■ Problem details: Please give the entries again in full and exactly, without any picture.

(Figure collection entries)
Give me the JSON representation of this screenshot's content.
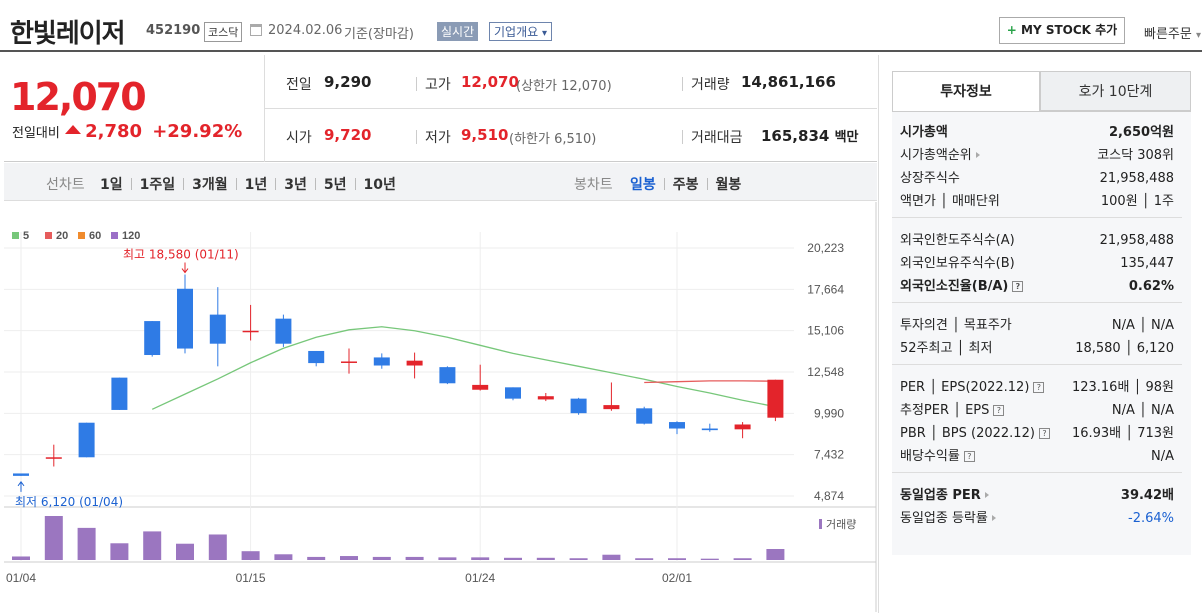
{
  "header": {
    "company": "한빛레이저",
    "code": "452190",
    "market": "코스닥",
    "date": "2024.02.06",
    "basis": "기준(장마감)",
    "realtime": "실시간",
    "overview": "기업개요",
    "overview_arrow": "▾",
    "mystock": "MY STOCK 추가",
    "mystock_plus": "+",
    "quick_order": "빠른주문",
    "quick_arrow": "▾"
  },
  "price": {
    "current": "12,070",
    "change_label": "전일대비",
    "change": "2,780",
    "change_pct": "+29.92%"
  },
  "summary": {
    "prev_label": "전일",
    "prev": "9,290",
    "high_label": "고가",
    "high": "12,070",
    "high_limit": "(상한가 12,070)",
    "volume_label": "거래량",
    "volume": "14,861,166",
    "open_label": "시가",
    "open": "9,720",
    "low_label": "저가",
    "low": "9,510",
    "low_limit": "(하한가 6,510)",
    "amount_label": "거래대금",
    "amount": "165,834",
    "amount_unit": "백만"
  },
  "periods": {
    "line_label": "선차트",
    "line": [
      "1일",
      "1주일",
      "3개월",
      "1년",
      "3년",
      "5년",
      "10년"
    ],
    "candle_label": "봉차트",
    "candle": [
      "일봉",
      "주봉",
      "월봉"
    ]
  },
  "legend": {
    "ma5": "5",
    "ma20": "20",
    "ma60": "60",
    "ma120": "120",
    "volume": "거래량"
  },
  "annotations": {
    "high": "최고 18,580 (01/11)",
    "low": "최저 6,120 (01/04)"
  },
  "chart_data": {
    "type": "candlestick",
    "y_ticks": [
      "20,223",
      "17,664",
      "15,106",
      "12,548",
      "9,990",
      "7,432",
      "4,874"
    ],
    "y_tick_values": [
      20223,
      17664,
      15106,
      12548,
      9990,
      7432,
      4874
    ],
    "ylim": [
      4874,
      20223
    ],
    "x_labels": [
      "01/04",
      "01/15",
      "01/24",
      "02/01"
    ],
    "x_label_index": [
      0,
      7,
      14,
      20
    ],
    "candles": [
      {
        "o": 6270,
        "c": 6120,
        "h": 6270,
        "l": 6120
      },
      {
        "o": 7270,
        "c": 7270,
        "h": 8050,
        "l": 6700
      },
      {
        "o": 9410,
        "c": 7270,
        "h": 9410,
        "l": 7270
      },
      {
        "o": 12200,
        "c": 10200,
        "h": 12200,
        "l": 10200
      },
      {
        "o": 15700,
        "c": 13600,
        "h": 15700,
        "l": 13500
      },
      {
        "o": 17700,
        "c": 14000,
        "h": 18580,
        "l": 13700
      },
      {
        "o": 16100,
        "c": 14300,
        "h": 17800,
        "l": 12900
      },
      {
        "o": 15100,
        "c": 15100,
        "h": 16700,
        "l": 14500
      },
      {
        "o": 15850,
        "c": 14300,
        "h": 16100,
        "l": 14100
      },
      {
        "o": 13850,
        "c": 13100,
        "h": 13850,
        "l": 12900
      },
      {
        "o": 13200,
        "c": 13200,
        "h": 14000,
        "l": 12450
      },
      {
        "o": 13450,
        "c": 12950,
        "h": 13700,
        "l": 12750
      },
      {
        "o": 12950,
        "c": 13250,
        "h": 13750,
        "l": 12150
      },
      {
        "o": 12850,
        "c": 11850,
        "h": 12900,
        "l": 11800
      },
      {
        "o": 11450,
        "c": 11750,
        "h": 13000,
        "l": 11400
      },
      {
        "o": 11600,
        "c": 10900,
        "h": 11600,
        "l": 10800
      },
      {
        "o": 10850,
        "c": 11050,
        "h": 11250,
        "l": 10750
      },
      {
        "o": 10900,
        "c": 10000,
        "h": 10950,
        "l": 9900
      },
      {
        "o": 10250,
        "c": 10500,
        "h": 11900,
        "l": 10150
      },
      {
        "o": 10300,
        "c": 9350,
        "h": 10400,
        "l": 9300
      },
      {
        "o": 9450,
        "c": 9050,
        "h": 9500,
        "l": 8700
      },
      {
        "o": 9050,
        "c": 8950,
        "h": 9350,
        "l": 8850
      },
      {
        "o": 9000,
        "c": 9300,
        "h": 9450,
        "l": 8450
      },
      {
        "o": 9720,
        "c": 12070,
        "h": 12070,
        "l": 9510
      }
    ],
    "ma5": [
      null,
      null,
      null,
      null,
      10240,
      11180,
      12120,
      13120,
      14020,
      14700,
      15160,
      15350,
      15100,
      14700,
      14200,
      13700,
      13300,
      12900,
      12500,
      12100,
      11650,
      11250,
      10800,
      10400
    ],
    "ma20": [
      null,
      null,
      null,
      null,
      null,
      null,
      null,
      null,
      null,
      null,
      null,
      null,
      null,
      null,
      null,
      null,
      null,
      null,
      null,
      11900,
      11950,
      12000,
      12000,
      11980
    ],
    "volume": [
      0.08,
      1.0,
      0.73,
      0.38,
      0.65,
      0.37,
      0.58,
      0.2,
      0.13,
      0.07,
      0.09,
      0.07,
      0.07,
      0.06,
      0.06,
      0.05,
      0.05,
      0.04,
      0.12,
      0.04,
      0.04,
      0.03,
      0.04,
      0.25
    ],
    "colors": {
      "up": "#e3242b",
      "down": "#2f7be5",
      "ma5": "#77c77a",
      "ma20": "#e65c5c",
      "ma60": "#f08b2d",
      "ma120": "#9b6fc7",
      "volume": "#9b76c0"
    }
  },
  "right_panel": {
    "tab_active": "투자정보",
    "tab_other": "호가 10단계",
    "group1": [
      {
        "label": "시가총액",
        "value": "2,650억원",
        "bold": true
      },
      {
        "label": "시가총액순위",
        "value": "코스닥 308위",
        "arrow": true
      },
      {
        "label": "상장주식수",
        "value": "21,958,488"
      },
      {
        "label": "액면가 │ 매매단위",
        "value": "100원 │ 1주"
      }
    ],
    "group2": [
      {
        "label": "외국인한도주식수(A)",
        "value": "21,958,488"
      },
      {
        "label": "외국인보유주식수(B)",
        "value": "135,447"
      },
      {
        "label": "외국인소진율(B/A)",
        "value": "0.62%",
        "bold": true,
        "q": true
      }
    ],
    "group3": [
      {
        "label": "투자의견 │ 목표주가",
        "value": "N/A │ N/A"
      },
      {
        "label": "52주최고 │ 최저",
        "value": "18,580 │ 6,120"
      }
    ],
    "group4": [
      {
        "label": "PER │ EPS(2022.12)",
        "value": "123.16배 │ 98원",
        "q": true
      },
      {
        "label": "추정PER │ EPS",
        "value": "N/A │ N/A",
        "q": true
      },
      {
        "label": "PBR │ BPS (2022.12)",
        "value": "16.93배 │ 713원",
        "q": true
      },
      {
        "label": "배당수익률",
        "value": "N/A",
        "q": true
      }
    ],
    "group5": [
      {
        "label": "동일업종 PER",
        "value": "39.42배",
        "bold": true,
        "arrow": true
      },
      {
        "label": "동일업종 등락률",
        "value": "-2.64%",
        "blueval": true,
        "arrow": true
      }
    ]
  }
}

■ Answer to this problem:
Give me the JSON representation of this screenshot's content.
{
  "header": {
    "company": "한빛레이저",
    "code": "452190",
    "market": "코스닥",
    "date": "2024.02.06",
    "basis": "기준(장마감)",
    "realtime": "실시간",
    "overview": "기업개요",
    "overview_arrow": "▾",
    "mystock": "MY STOCK 추가",
    "mystock_plus": "+",
    "quick_order": "빠른주문",
    "quick_arrow": "▾"
  },
  "price": {
    "current": "12,070",
    "change_label": "전일대비",
    "change": "2,780",
    "change_pct": "+29.92%"
  },
  "summary": {
    "prev_label": "전일",
    "prev": "9,290",
    "high_label": "고가",
    "high": "12,070",
    "high_limit": "(상한가 12,070)",
    "volume_label": "거래량",
    "volume": "14,861,166",
    "open_label": "시가",
    "open": "9,720",
    "low_label": "저가",
    "low": "9,510",
    "low_limit": "(하한가 6,510)",
    "amount_label": "거래대금",
    "amount": "165,834",
    "amount_unit": "백만"
  },
  "periods": {
    "line_label": "선차트",
    "line": [
      "1일",
      "1주일",
      "3개월",
      "1년",
      "3년",
      "5년",
      "10년"
    ],
    "candle_label": "봉차트",
    "candle": [
      "일봉",
      "주봉",
      "월봉"
    ]
  },
  "legend": {
    "ma5": "5",
    "ma20": "20",
    "ma60": "60",
    "ma120": "120",
    "volume": "거래량"
  },
  "annotations": {
    "high": "최고 18,580 (01/11)",
    "low": "최저 6,120 (01/04)"
  },
  "chart_data": {
    "type": "candlestick",
    "y_ticks": [
      "20,223",
      "17,664",
      "15,106",
      "12,548",
      "9,990",
      "7,432",
      "4,874"
    ],
    "y_tick_values": [
      20223,
      17664,
      15106,
      12548,
      9990,
      7432,
      4874
    ],
    "ylim": [
      4874,
      20223
    ],
    "x_labels": [
      "01/04",
      "01/15",
      "01/24",
      "02/01"
    ],
    "x_label_index": [
      0,
      7,
      14,
      20
    ],
    "candles": [
      {
        "o": 6270,
        "c": 6120,
        "h": 6270,
        "l": 6120
      },
      {
        "o": 7270,
        "c": 7270,
        "h": 8050,
        "l": 6700
      },
      {
        "o": 9410,
        "c": 7270,
        "h": 9410,
        "l": 7270
      },
      {
        "o": 12200,
        "c": 10200,
        "h": 12200,
        "l": 10200
      },
      {
        "o": 15700,
        "c": 13600,
        "h": 15700,
        "l": 13500
      },
      {
        "o": 17700,
        "c": 14000,
        "h": 18580,
        "l": 13700
      },
      {
        "o": 16100,
        "c": 14300,
        "h": 17800,
        "l": 12900
      },
      {
        "o": 15100,
        "c": 15100,
        "h": 16700,
        "l": 14500
      },
      {
        "o": 15850,
        "c": 14300,
        "h": 16100,
        "l": 14100
      },
      {
        "o": 13850,
        "c": 13100,
        "h": 13850,
        "l": 12900
      },
      {
        "o": 13200,
        "c": 13200,
        "h": 14000,
        "l": 12450
      },
      {
        "o": 13450,
        "c": 12950,
        "h": 13700,
        "l": 12750
      },
      {
        "o": 12950,
        "c": 13250,
        "h": 13750,
        "l": 12150
      },
      {
        "o": 12850,
        "c": 11850,
        "h": 12900,
        "l": 11800
      },
      {
        "o": 11450,
        "c": 11750,
        "h": 13000,
        "l": 11400
      },
      {
        "o": 11600,
        "c": 10900,
        "h": 11600,
        "l": 10800
      },
      {
        "o": 10850,
        "c": 11050,
        "h": 11250,
        "l": 10750
      },
      {
        "o": 10900,
        "c": 10000,
        "h": 10950,
        "l": 9900
      },
      {
        "o": 10250,
        "c": 10500,
        "h": 11900,
        "l": 10150
      },
      {
        "o": 10300,
        "c": 9350,
        "h": 10400,
        "l": 9300
      },
      {
        "o": 9450,
        "c": 9050,
        "h": 9500,
        "l": 8700
      },
      {
        "o": 9050,
        "c": 8950,
        "h": 9350,
        "l": 8850
      },
      {
        "o": 9000,
        "c": 9300,
        "h": 9450,
        "l": 8450
      },
      {
        "o": 9720,
        "c": 12070,
        "h": 12070,
        "l": 9510
      }
    ],
    "ma5": [
      null,
      null,
      null,
      null,
      10240,
      11180,
      12120,
      13120,
      14020,
      14700,
      15160,
      15350,
      15100,
      14700,
      14200,
      13700,
      13300,
      12900,
      12500,
      12100,
      11650,
      11250,
      10800,
      10400
    ],
    "ma20": [
      null,
      null,
      null,
      null,
      null,
      null,
      null,
      null,
      null,
      null,
      null,
      null,
      null,
      null,
      null,
      null,
      null,
      null,
      null,
      11900,
      11950,
      12000,
      12000,
      11980
    ],
    "volume": [
      0.08,
      1.0,
      0.73,
      0.38,
      0.65,
      0.37,
      0.58,
      0.2,
      0.13,
      0.07,
      0.09,
      0.07,
      0.07,
      0.06,
      0.06,
      0.05,
      0.05,
      0.04,
      0.12,
      0.04,
      0.04,
      0.03,
      0.04,
      0.25
    ],
    "colors": {
      "up": "#e3242b",
      "down": "#2f7be5",
      "ma5": "#77c77a",
      "ma20": "#e65c5c",
      "ma60": "#f08b2d",
      "ma120": "#9b6fc7",
      "volume": "#9b76c0"
    }
  },
  "right_panel": {
    "tab_active": "투자정보",
    "tab_other": "호가 10단계",
    "group1": [
      {
        "label": "시가총액",
        "value": "2,650억원",
        "bold": true
      },
      {
        "label": "시가총액순위",
        "value": "코스닥 308위",
        "arrow": true
      },
      {
        "label": "상장주식수",
        "value": "21,958,488"
      },
      {
        "label": "액면가 │ 매매단위",
        "value": "100원 │ 1주"
      }
    ],
    "group2": [
      {
        "label": "외국인한도주식수(A)",
        "value": "21,958,488"
      },
      {
        "label": "외국인보유주식수(B)",
        "value": "135,447"
      },
      {
        "label": "외국인소진율(B/A)",
        "value": "0.62%",
        "bold": true,
        "q": true
      }
    ],
    "group3": [
      {
        "label": "투자의견 │ 목표주가",
        "value": "N/A │ N/A"
      },
      {
        "label": "52주최고 │ 최저",
        "value": "18,580 │ 6,120"
      }
    ],
    "group4": [
      {
        "label": "PER │ EPS(2022.12)",
        "value": "123.16배 │ 98원",
        "q": true
      },
      {
        "label": "추정PER │ EPS",
        "value": "N/A │ N/A",
        "q": true
      },
      {
        "label": "PBR │ BPS (2022.12)",
        "value": "16.93배 │ 713원",
        "q": true
      },
      {
        "label": "배당수익률",
        "value": "N/A",
        "q": true
      }
    ],
    "group5": [
      {
        "label": "동일업종 PER",
        "value": "39.42배",
        "bold": true,
        "arrow": true
      },
      {
        "label": "동일업종 등락률",
        "value": "-2.64%",
        "blueval": true,
        "arrow": true
      }
    ]
  }
}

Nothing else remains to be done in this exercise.